**Short exercise**
Restate each line of the listing exactly, without carrying over any pictures.

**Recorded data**

+++

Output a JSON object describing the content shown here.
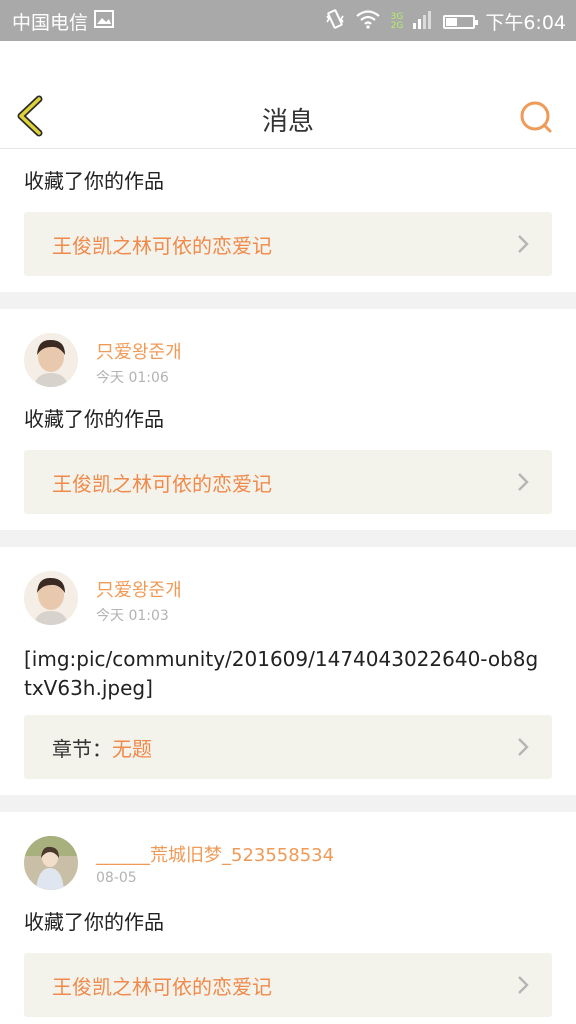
{
  "status_bar": {
    "carrier": "中国电信",
    "network_top": "3G",
    "network_bottom": "2G",
    "time": "下午6:04",
    "battery_level": 0.45
  },
  "header": {
    "title": "消息"
  },
  "notifications": [
    {
      "message": "收藏了你的作品",
      "ref": "王俊凯之林可依的恋爱记"
    },
    {
      "username": "只爱왕준개",
      "time": "今天 01:06",
      "message": "收藏了你的作品",
      "ref": "王俊凯之林可依的恋爱记"
    },
    {
      "username": "只爱왕준개",
      "time": "今天 01:03",
      "message": "[img:pic/community/201609/1474043022640-ob8gtxV63h.jpeg]",
      "ref_label": "章节：",
      "ref": "无题"
    },
    {
      "username": "______荒城旧梦_523558534",
      "time": "08-05",
      "message": "收藏了你的作品",
      "ref": "王俊凯之林可依的恋爱记"
    }
  ],
  "colors": {
    "accent": "#f09a57",
    "ref_text": "#f08a4b",
    "ref_bg": "#f3f3ec",
    "back_arrow": "#e0d33a"
  }
}
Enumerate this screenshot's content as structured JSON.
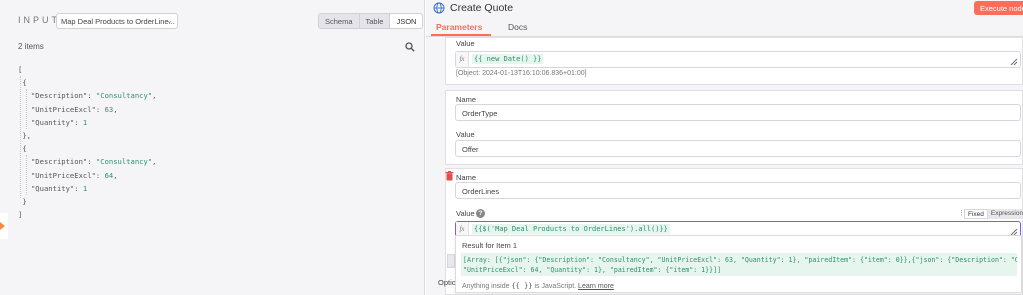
{
  "left_panel": {
    "input_label": "INPUT",
    "node_select_value": "Map Deal Products to OrderLine...",
    "view_tabs": [
      "Schema",
      "Table",
      "JSON"
    ],
    "active_view": "JSON",
    "items_count": "2 items",
    "search_icon": "search-icon",
    "json_lines": {
      "l0": "[",
      "l1": "{",
      "l2k": "\"Description\"",
      "l2v": "\"Consultancy\"",
      "l3k": "\"UnitPriceExcl\"",
      "l3v": "63",
      "l4k": "\"Quantity\"",
      "l4v": "1",
      "l5": "},",
      "l6": "{",
      "l7k": "\"Description\"",
      "l7v": "\"Consultancy\"",
      "l8k": "\"UnitPriceExcl\"",
      "l8v": "64",
      "l9k": "\"Quantity\"",
      "l9v": "1",
      "l10": "}",
      "l11": "]"
    }
  },
  "right_panel": {
    "title": "Create Quote",
    "title_icon": "globe-icon",
    "execute_button": "Execute node",
    "tabs": [
      "Parameters",
      "Docs"
    ],
    "active_tab": "Parameters",
    "fields": {
      "value1_label": "Value",
      "value1_expr": "{{ new Date() }}",
      "value1_hint": "[Object: 2024-01-13T16:10:06.836+01:00]",
      "name2_label": "Name",
      "name2_value": "OrderType",
      "value2_label": "Value",
      "value2_value": "Offer",
      "name3_label": "Name",
      "name3_value": "OrderLines",
      "value3_label": "Value",
      "value3_expr": "{{$('Map Deal Products to OrderLines').all()}}",
      "fixed_label": "Fixed",
      "expression_label": "Expression"
    },
    "result": {
      "title": "Result for Item 1",
      "line1": "[Array: [{\"json\": {\"Description\": \"Consultancy\", \"UnitPriceExcl\": 63, \"Quantity\": 1}, \"pairedItem\": {\"item\": 0}},{\"json\": {\"Description\": \"Consultancy\",",
      "line2": "\"UnitPriceExcl\": 64, \"Quantity\": 1}, \"pairedItem\": {\"item\": 1}}]]",
      "foot_prefix": "Anything inside",
      "foot_code": "{{ }}",
      "foot_mid": "is JavaScript.",
      "foot_link": "Learn more"
    },
    "options_label": "Optio"
  },
  "colors": {
    "accent": "#ff6d5a",
    "expression_green": "#2f8f6f",
    "expression_bg": "#e6f6ee",
    "input_arrow": "#ff8a3d"
  }
}
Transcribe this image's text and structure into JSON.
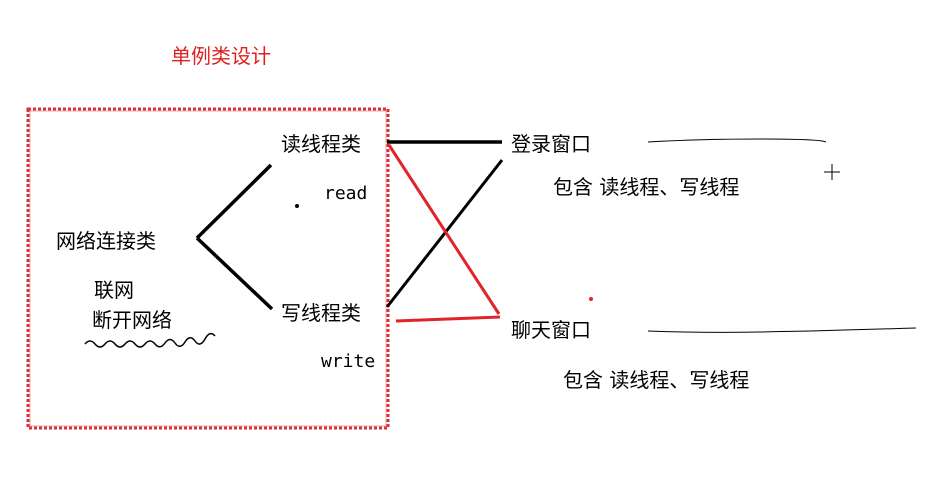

+++

**Answer to the problem**
Output a JSON object describing the content shown here.
{
  "status_bar": {
    "carrier": "中国电信",
    "network_top": "3G",
    "network_bottom": "2G",
    "time": "下午6:04",
    "battery_level": 0.45
  },
  "header": {
    "title": "消息"
  },
  "notifications": [
    {
      "message": "收藏了你的作品",
      "ref": "王俊凯之林可依的恋爱记"
    },
    {
      "username": "只爱왕준개",
      "time": "今天 01:06",
      "message": "收藏了你的作品",
      "ref": "王俊凯之林可依的恋爱记"
    },
    {
      "username": "只爱왕준개",
      "time": "今天 01:03",
      "message": "[img:pic/community/201609/1474043022640-ob8gtxV63h.jpeg]",
      "ref_label": "章节：",
      "ref": "无题"
    },
    {
      "username": "______荒城旧梦_523558534",
      "time": "08-05",
      "message": "收藏了你的作品",
      "ref": "王俊凯之林可依的恋爱记"
    }
  ],
  "colors": {
    "accent": "#f09a57",
    "ref_text": "#f08a4b",
    "ref_bg": "#f3f3ec",
    "back_arrow": "#e0d33a"
  }
}
Enumerate this screenshot's content as structured JSON.
{
  "left_panel": {
    "input_label": "INPUT",
    "node_select_value": "Map Deal Products to OrderLine...",
    "view_tabs": [
      "Schema",
      "Table",
      "JSON"
    ],
    "active_view": "JSON",
    "items_count": "2 items",
    "search_icon": "search-icon",
    "json_lines": {
      "l0": "[",
      "l1": "{",
      "l2k": "\"Description\"",
      "l2v": "\"Consultancy\"",
      "l3k": "\"UnitPriceExcl\"",
      "l3v": "63",
      "l4k": "\"Quantity\"",
      "l4v": "1",
      "l5": "},",
      "l6": "{",
      "l7k": "\"Description\"",
      "l7v": "\"Consultancy\"",
      "l8k": "\"UnitPriceExcl\"",
      "l8v": "64",
      "l9k": "\"Quantity\"",
      "l9v": "1",
      "l10": "}",
      "l11": "]"
    }
  },
  "right_panel": {
    "title": "Create Quote",
    "title_icon": "globe-icon",
    "execute_button": "Execute node",
    "tabs": [
      "Parameters",
      "Docs"
    ],
    "active_tab": "Parameters",
    "fields": {
      "value1_label": "Value",
      "value1_expr": "{{ new Date() }}",
      "value1_hint": "[Object: 2024-01-13T16:10:06.836+01:00]",
      "name2_label": "Name",
      "name2_value": "OrderType",
      "value2_label": "Value",
      "value2_value": "Offer",
      "name3_label": "Name",
      "name3_value": "OrderLines",
      "value3_label": "Value",
      "value3_expr": "{{$('Map Deal Products to OrderLines').all()}}",
      "fixed_label": "Fixed",
      "expression_label": "Expression"
    },
    "result": {
      "title": "Result for Item 1",
      "line1": "[Array: [{\"json\": {\"Description\": \"Consultancy\", \"UnitPriceExcl\": 63, \"Quantity\": 1}, \"pairedItem\": {\"item\": 0}},{\"json\": {\"Description\": \"Consultancy\",",
      "line2": "\"UnitPriceExcl\": 64, \"Quantity\": 1}, \"pairedItem\": {\"item\": 1}}]]",
      "foot_prefix": "Anything inside",
      "foot_code": "{{ }}",
      "foot_mid": "is JavaScript.",
      "foot_link": "Learn more"
    },
    "options_label": "Optio"
  },
  "colors": {
    "accent": "#ff6d5a",
    "expression_green": "#2f8f6f",
    "expression_bg": "#e6f6ee",
    "input_arrow": "#ff8a3d"
  }
}
Transcribe this image's text and structure into JSON.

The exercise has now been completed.